== What needs to be done ==
The data below should be printed in full, exactly, and without any of its images.

== == ==

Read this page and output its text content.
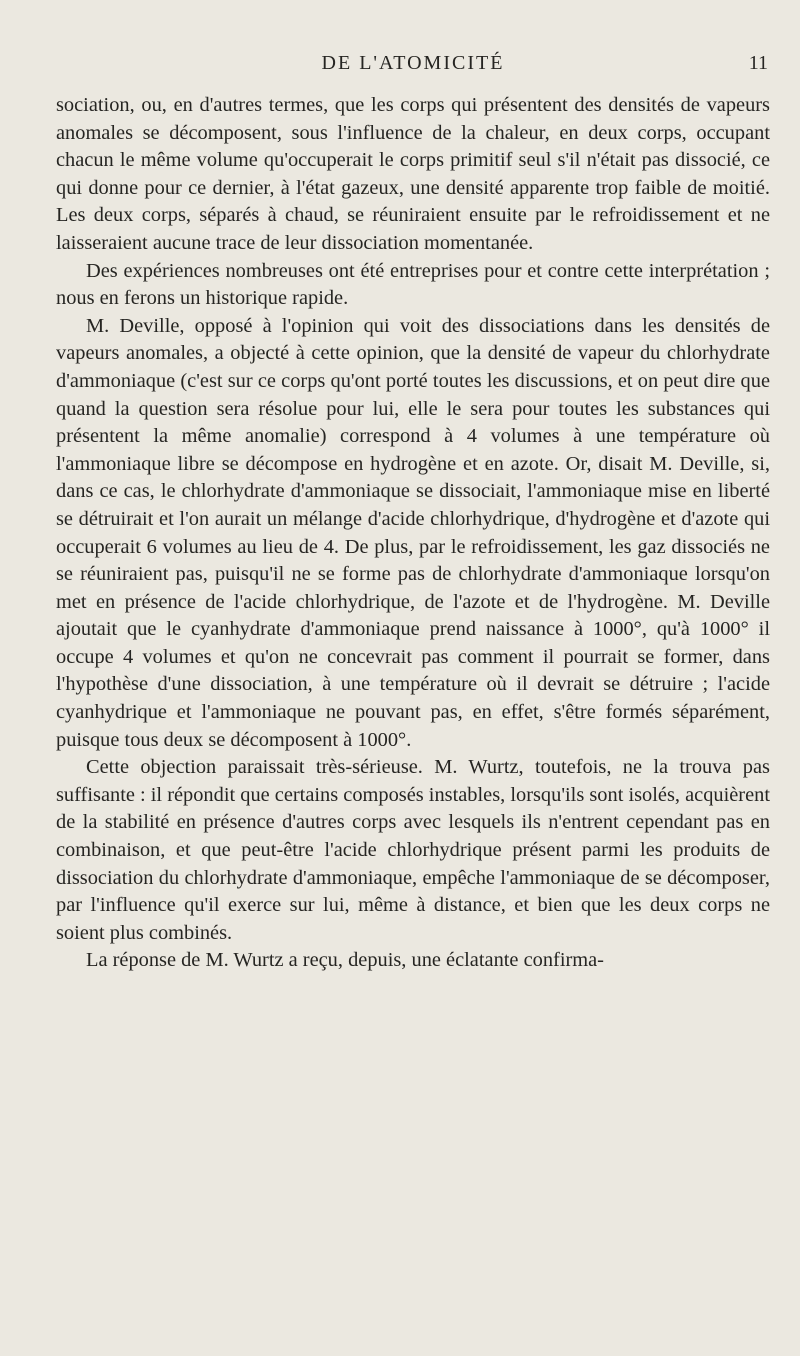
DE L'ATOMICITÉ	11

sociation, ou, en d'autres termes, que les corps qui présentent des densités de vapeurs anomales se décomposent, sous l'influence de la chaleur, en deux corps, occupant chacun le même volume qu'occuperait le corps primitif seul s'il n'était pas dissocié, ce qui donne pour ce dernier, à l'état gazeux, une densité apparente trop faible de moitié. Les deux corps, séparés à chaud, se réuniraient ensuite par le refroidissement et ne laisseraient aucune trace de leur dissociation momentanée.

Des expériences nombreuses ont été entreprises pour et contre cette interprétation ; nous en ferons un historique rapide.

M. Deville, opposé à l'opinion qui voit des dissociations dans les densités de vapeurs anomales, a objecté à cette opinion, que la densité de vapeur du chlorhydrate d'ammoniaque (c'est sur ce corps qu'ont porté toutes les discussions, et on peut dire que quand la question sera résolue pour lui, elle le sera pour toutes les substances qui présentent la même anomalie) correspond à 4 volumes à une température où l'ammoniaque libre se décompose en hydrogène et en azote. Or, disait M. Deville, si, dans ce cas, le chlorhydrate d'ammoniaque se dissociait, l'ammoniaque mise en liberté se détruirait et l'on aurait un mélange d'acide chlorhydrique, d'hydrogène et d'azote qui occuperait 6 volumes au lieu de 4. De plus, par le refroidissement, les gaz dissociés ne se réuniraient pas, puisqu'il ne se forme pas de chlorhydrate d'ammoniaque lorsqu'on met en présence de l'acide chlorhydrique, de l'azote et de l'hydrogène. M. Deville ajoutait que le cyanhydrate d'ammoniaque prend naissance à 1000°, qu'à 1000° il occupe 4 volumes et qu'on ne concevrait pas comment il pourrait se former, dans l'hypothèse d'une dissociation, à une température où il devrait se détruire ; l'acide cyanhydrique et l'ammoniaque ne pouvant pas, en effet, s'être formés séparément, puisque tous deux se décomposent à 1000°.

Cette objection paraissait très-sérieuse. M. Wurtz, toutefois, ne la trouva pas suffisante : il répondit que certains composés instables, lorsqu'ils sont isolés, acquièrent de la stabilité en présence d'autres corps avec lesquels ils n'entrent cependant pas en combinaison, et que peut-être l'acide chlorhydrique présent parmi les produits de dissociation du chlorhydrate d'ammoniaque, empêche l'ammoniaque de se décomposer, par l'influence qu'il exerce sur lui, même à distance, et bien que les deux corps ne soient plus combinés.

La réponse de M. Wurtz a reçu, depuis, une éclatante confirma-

== == ==

== Output ==
Read this page and output its text content.
DE L'ATOMICITÉ	11

sociation, ou, en d'autres termes, que les corps qui présentent des densités de vapeurs anomales se décomposent, sous l'influence de la chaleur, en deux corps, occupant chacun le même volume qu'occuperait le corps primitif seul s'il n'était pas dissocié, ce qui donne pour ce dernier, à l'état gazeux, une densité apparente trop faible de moitié. Les deux corps, séparés à chaud, se réuniraient ensuite par le refroidissement et ne laisseraient aucune trace de leur dissociation momentanée.

Des expériences nombreuses ont été entreprises pour et contre cette interprétation ; nous en ferons un historique rapide.

M. Deville, opposé à l'opinion qui voit des dissociations dans les densités de vapeurs anomales, a objecté à cette opinion, que la densité de vapeur du chlorhydrate d'ammoniaque (c'est sur ce corps qu'ont porté toutes les discussions, et on peut dire que quand la question sera résolue pour lui, elle le sera pour toutes les substances qui présentent la même anomalie) correspond à 4 volumes à une température où l'ammoniaque libre se décompose en hydrogène et en azote. Or, disait M. Deville, si, dans ce cas, le chlorhydrate d'ammoniaque se dissociait, l'ammoniaque mise en liberté se détruirait et l'on aurait un mélange d'acide chlorhydrique, d'hydrogène et d'azote qui occuperait 6 volumes au lieu de 4. De plus, par le refroidissement, les gaz dissociés ne se réuniraient pas, puisqu'il ne se forme pas de chlorhydrate d'ammoniaque lorsqu'on met en présence de l'acide chlorhydrique, de l'azote et de l'hydrogène. M. Deville ajoutait que le cyanhydrate d'ammoniaque prend naissance à 1000°, qu'à 1000° il occupe 4 volumes et qu'on ne concevrait pas comment il pourrait se former, dans l'hypothèse d'une dissociation, à une température où il devrait se détruire ; l'acide cyanhydrique et l'ammoniaque ne pouvant pas, en effet, s'être formés séparément, puisque tous deux se décomposent à 1000°.

Cette objection paraissait très-sérieuse. M. Wurtz, toutefois, ne la trouva pas suffisante : il répondit que certains composés instables, lorsqu'ils sont isolés, acquièrent de la stabilité en présence d'autres corps avec lesquels ils n'entrent cependant pas en combinaison, et que peut-être l'acide chlorhydrique présent parmi les produits de dissociation du chlorhydrate d'ammoniaque, empêche l'ammoniaque de se décomposer, par l'influence qu'il exerce sur lui, même à distance, et bien que les deux corps ne soient plus combinés.

La réponse de M. Wurtz a reçu, depuis, une éclatante confirma-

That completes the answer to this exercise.